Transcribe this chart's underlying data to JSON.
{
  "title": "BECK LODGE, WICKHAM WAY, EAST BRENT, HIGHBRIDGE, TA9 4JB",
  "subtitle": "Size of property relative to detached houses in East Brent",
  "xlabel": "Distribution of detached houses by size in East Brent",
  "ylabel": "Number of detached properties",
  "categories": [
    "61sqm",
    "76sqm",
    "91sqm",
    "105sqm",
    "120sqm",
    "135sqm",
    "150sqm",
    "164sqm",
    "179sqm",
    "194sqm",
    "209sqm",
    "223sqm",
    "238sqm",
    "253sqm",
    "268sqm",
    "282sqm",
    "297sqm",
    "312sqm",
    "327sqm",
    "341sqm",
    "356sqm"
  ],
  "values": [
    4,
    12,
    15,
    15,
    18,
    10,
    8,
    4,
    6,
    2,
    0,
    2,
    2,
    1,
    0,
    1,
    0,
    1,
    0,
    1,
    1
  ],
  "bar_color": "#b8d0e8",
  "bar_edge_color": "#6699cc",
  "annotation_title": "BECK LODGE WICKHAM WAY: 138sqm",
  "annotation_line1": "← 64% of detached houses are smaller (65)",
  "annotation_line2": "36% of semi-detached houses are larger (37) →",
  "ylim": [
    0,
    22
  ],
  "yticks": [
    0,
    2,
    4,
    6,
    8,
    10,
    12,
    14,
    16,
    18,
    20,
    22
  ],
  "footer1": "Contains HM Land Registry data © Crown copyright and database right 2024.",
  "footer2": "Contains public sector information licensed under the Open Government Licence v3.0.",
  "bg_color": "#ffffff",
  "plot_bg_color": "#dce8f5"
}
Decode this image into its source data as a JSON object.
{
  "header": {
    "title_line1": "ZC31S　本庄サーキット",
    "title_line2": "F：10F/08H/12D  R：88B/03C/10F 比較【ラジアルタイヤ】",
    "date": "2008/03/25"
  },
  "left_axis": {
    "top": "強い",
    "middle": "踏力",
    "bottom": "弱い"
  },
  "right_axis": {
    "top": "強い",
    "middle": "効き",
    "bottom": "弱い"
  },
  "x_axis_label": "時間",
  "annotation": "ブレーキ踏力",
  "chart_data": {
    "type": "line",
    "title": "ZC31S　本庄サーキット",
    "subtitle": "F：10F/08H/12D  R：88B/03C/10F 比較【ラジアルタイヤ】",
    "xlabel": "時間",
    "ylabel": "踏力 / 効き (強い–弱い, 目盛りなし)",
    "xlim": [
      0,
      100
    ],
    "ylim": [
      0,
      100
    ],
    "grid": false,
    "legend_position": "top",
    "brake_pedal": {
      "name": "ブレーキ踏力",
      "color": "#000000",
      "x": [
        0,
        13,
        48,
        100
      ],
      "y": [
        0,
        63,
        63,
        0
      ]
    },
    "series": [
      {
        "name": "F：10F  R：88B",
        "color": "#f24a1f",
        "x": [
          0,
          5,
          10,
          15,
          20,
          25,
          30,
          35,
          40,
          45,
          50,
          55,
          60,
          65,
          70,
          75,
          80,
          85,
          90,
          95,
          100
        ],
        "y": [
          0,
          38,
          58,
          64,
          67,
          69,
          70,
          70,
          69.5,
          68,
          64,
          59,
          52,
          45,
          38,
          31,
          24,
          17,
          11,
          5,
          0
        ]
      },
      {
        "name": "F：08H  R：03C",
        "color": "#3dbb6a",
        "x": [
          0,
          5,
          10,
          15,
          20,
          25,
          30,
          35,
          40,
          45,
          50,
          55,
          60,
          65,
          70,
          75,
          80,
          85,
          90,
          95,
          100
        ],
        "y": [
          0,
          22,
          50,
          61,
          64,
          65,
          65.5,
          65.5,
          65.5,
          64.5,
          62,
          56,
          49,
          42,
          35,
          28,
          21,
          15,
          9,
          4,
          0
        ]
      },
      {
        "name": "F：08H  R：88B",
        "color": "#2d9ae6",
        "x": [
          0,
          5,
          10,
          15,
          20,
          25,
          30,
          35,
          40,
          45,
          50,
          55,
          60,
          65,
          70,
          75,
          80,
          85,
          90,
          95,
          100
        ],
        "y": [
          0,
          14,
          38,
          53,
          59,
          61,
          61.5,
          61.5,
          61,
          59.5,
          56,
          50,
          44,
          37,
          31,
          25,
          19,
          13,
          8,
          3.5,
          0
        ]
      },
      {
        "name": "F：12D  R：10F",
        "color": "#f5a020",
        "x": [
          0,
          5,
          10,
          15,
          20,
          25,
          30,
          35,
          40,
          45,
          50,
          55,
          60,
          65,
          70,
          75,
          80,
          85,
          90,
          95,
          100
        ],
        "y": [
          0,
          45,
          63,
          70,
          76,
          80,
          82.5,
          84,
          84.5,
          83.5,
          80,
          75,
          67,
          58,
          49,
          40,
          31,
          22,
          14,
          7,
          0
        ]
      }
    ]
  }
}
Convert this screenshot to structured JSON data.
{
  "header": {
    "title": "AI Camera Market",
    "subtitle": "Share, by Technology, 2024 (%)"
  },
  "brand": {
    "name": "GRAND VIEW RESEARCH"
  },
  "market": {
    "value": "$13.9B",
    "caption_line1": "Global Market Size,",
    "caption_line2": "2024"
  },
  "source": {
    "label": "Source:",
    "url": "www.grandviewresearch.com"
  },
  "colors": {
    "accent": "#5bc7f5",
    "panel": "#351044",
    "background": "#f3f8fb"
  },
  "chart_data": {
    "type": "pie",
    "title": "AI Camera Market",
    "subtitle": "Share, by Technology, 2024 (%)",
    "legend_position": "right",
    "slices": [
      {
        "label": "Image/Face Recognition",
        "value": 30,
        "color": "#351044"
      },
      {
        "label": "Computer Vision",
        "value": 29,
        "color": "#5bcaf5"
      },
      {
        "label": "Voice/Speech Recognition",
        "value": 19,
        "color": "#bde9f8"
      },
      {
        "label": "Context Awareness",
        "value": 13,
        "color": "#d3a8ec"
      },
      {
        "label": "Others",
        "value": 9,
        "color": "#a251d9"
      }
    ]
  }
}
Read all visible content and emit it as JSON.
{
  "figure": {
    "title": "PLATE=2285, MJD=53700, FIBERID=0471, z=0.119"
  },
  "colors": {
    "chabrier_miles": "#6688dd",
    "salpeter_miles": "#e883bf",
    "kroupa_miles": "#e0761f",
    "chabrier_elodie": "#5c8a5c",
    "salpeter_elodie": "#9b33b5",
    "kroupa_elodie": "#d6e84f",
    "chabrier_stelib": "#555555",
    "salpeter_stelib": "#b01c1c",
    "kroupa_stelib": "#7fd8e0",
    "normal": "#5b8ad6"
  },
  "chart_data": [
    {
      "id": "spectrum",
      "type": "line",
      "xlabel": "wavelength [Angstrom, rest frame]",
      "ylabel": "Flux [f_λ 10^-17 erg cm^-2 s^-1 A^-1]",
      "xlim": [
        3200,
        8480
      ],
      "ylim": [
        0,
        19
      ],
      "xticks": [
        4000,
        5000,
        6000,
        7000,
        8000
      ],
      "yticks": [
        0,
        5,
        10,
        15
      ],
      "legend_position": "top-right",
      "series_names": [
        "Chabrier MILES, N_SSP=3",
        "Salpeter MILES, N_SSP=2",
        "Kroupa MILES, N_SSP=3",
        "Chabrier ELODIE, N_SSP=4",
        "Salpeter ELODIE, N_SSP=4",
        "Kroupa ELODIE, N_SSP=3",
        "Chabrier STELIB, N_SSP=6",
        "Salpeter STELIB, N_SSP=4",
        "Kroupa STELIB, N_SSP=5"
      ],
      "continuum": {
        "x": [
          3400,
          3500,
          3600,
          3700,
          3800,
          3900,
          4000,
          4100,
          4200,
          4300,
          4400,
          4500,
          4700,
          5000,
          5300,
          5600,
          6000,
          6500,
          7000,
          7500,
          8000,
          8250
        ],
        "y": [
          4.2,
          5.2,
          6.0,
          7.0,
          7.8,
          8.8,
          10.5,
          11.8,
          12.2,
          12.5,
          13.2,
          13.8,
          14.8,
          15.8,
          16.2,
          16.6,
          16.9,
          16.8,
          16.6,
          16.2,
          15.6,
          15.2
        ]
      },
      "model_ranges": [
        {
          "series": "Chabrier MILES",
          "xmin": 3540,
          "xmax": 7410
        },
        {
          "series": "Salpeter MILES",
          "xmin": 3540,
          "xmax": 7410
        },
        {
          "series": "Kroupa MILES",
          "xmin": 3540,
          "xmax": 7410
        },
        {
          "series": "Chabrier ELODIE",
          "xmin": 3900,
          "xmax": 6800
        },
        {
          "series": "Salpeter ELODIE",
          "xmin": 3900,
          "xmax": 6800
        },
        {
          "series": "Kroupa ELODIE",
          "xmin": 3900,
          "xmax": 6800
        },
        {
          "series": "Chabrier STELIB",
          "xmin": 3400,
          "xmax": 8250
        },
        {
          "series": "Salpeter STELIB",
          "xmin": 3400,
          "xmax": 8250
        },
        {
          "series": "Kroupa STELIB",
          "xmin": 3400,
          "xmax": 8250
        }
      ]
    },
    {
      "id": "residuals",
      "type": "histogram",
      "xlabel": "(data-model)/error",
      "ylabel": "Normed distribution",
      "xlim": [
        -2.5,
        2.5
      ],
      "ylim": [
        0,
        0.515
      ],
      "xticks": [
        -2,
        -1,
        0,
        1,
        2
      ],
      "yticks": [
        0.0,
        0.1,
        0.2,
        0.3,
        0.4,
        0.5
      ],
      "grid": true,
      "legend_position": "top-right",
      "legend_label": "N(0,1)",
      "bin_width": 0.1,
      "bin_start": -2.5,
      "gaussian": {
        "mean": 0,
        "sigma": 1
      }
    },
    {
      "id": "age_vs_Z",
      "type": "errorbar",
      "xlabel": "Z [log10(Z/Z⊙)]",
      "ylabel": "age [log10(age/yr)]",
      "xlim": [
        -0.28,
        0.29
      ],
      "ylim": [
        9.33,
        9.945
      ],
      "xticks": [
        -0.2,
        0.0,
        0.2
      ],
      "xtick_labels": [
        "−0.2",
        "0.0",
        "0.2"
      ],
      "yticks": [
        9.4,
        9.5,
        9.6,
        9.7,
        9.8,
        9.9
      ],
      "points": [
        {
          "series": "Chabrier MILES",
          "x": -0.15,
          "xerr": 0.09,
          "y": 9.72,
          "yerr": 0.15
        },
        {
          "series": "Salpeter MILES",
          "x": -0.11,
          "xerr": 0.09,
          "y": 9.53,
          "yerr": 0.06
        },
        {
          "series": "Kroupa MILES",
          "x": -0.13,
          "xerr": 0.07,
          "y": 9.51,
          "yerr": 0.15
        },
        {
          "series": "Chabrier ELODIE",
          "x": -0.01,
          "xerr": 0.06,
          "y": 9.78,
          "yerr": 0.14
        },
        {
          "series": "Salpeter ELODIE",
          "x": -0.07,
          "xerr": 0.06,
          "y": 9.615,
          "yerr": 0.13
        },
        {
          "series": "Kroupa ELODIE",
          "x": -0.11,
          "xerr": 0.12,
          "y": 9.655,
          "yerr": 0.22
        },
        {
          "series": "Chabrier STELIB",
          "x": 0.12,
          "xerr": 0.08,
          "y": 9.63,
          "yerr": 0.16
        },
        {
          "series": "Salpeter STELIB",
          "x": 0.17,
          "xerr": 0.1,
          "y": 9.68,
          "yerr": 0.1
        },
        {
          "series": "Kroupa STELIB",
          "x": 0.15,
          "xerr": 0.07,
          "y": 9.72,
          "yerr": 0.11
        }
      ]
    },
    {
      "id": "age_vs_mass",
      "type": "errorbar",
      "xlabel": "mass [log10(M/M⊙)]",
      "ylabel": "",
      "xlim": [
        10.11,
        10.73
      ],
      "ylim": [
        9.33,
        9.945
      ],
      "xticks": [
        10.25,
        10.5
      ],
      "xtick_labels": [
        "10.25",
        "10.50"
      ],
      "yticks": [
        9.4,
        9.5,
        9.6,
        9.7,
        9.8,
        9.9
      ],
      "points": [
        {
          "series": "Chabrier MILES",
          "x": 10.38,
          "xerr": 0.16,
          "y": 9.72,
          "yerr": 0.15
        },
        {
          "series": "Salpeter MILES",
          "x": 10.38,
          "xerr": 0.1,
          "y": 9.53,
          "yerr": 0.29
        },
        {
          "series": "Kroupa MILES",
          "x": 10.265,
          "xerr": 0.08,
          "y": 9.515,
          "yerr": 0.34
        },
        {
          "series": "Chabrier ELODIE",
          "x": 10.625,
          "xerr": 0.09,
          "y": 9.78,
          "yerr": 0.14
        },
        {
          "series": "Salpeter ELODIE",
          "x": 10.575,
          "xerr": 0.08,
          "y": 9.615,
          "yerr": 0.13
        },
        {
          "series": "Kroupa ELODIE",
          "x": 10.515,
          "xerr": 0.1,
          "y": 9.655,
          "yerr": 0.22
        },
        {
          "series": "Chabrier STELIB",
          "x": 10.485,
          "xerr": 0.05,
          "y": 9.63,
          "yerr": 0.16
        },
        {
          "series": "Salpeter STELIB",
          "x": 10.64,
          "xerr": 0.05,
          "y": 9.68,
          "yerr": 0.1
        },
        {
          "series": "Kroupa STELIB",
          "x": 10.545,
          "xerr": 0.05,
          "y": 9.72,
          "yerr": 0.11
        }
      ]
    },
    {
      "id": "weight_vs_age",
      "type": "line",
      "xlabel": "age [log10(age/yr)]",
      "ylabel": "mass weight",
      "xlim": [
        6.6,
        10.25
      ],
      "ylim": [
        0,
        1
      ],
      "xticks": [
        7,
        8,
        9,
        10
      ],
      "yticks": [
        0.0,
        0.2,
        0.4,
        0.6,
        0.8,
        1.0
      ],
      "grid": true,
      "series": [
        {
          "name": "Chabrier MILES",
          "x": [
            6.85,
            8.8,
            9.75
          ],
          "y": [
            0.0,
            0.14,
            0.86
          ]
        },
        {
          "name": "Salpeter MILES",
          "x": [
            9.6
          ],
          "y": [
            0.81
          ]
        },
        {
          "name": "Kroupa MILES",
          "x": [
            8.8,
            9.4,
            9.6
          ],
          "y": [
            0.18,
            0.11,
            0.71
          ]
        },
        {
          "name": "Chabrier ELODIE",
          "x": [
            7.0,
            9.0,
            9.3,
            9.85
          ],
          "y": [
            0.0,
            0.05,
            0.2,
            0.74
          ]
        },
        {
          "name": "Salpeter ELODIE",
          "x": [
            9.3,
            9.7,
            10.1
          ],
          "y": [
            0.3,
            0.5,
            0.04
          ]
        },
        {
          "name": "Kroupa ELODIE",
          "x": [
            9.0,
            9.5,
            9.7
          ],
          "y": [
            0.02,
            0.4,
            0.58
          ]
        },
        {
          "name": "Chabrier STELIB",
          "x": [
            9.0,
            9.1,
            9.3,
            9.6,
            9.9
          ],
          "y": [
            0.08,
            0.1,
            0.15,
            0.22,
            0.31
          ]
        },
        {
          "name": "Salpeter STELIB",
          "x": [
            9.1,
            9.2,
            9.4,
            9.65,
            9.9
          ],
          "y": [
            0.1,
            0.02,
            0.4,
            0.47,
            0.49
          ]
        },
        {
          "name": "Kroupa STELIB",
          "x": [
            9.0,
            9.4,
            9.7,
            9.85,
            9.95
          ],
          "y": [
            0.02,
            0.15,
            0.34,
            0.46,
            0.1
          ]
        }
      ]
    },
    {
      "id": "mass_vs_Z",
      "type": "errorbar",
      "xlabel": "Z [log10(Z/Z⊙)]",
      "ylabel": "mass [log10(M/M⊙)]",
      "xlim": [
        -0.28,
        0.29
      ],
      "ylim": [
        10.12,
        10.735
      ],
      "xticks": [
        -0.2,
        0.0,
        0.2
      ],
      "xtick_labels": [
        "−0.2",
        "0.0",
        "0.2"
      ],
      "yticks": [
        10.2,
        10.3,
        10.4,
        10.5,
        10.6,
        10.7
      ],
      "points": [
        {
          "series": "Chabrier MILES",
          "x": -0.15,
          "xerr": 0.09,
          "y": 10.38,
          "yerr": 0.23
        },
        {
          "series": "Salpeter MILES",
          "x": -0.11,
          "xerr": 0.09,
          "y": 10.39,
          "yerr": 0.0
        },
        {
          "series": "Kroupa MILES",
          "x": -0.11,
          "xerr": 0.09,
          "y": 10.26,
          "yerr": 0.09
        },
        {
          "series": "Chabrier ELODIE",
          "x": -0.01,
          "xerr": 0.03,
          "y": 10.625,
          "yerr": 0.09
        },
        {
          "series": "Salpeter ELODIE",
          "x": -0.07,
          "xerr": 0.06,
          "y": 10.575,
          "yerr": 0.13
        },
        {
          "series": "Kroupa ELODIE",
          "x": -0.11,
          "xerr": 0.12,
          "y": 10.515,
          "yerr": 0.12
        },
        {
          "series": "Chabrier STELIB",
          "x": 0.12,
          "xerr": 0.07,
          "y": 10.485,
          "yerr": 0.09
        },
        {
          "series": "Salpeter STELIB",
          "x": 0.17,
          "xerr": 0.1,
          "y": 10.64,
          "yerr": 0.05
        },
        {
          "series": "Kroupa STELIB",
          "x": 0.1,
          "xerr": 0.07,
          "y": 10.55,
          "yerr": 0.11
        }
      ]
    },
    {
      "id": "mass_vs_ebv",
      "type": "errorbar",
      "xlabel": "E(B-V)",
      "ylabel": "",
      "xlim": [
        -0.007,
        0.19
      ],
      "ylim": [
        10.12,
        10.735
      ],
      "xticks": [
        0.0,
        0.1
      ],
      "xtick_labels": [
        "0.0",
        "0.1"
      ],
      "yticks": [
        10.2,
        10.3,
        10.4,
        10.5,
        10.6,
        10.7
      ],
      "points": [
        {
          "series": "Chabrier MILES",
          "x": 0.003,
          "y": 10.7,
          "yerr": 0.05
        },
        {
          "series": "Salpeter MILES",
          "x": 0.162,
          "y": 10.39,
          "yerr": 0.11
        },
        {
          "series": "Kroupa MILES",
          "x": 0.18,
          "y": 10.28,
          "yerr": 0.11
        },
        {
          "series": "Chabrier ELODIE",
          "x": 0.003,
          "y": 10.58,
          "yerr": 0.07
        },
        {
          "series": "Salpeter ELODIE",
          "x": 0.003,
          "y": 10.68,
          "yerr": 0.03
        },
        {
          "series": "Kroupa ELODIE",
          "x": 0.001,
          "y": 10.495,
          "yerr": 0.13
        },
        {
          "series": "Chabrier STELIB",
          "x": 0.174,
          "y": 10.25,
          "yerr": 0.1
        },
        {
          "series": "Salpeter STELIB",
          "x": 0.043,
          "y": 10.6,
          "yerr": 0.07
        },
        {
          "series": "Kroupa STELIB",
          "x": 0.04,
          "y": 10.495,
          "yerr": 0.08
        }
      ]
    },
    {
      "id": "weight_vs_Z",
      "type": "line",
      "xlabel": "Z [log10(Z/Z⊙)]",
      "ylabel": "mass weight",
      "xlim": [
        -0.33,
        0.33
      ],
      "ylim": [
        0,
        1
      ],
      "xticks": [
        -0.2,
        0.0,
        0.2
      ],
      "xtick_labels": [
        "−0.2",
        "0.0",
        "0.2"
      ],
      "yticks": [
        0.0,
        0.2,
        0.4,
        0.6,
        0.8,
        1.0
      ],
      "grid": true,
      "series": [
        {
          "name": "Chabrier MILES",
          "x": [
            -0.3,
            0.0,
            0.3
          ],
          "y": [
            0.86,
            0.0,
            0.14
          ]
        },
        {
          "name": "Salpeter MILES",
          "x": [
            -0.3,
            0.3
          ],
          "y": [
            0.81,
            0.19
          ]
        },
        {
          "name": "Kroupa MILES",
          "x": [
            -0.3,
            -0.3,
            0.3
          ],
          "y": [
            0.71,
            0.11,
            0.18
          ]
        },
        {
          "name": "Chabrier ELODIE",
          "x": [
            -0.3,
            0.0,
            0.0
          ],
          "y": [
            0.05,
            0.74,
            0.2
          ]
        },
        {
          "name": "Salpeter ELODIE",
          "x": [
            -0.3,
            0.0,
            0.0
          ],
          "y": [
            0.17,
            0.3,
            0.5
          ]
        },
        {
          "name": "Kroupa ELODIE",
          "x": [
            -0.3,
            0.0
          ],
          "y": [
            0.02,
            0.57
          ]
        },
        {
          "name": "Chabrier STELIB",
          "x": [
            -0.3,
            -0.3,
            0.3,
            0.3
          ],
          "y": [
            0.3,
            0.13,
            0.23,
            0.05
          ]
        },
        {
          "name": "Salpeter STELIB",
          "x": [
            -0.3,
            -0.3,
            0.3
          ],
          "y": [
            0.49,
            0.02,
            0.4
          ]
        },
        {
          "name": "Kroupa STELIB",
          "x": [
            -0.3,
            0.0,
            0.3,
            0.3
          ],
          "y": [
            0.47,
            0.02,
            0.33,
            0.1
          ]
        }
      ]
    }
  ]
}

::::::::

Go through the listing above line by line and say how many lines hold the word "Recognition". Reply with that number only.

TASK ANSWER: 2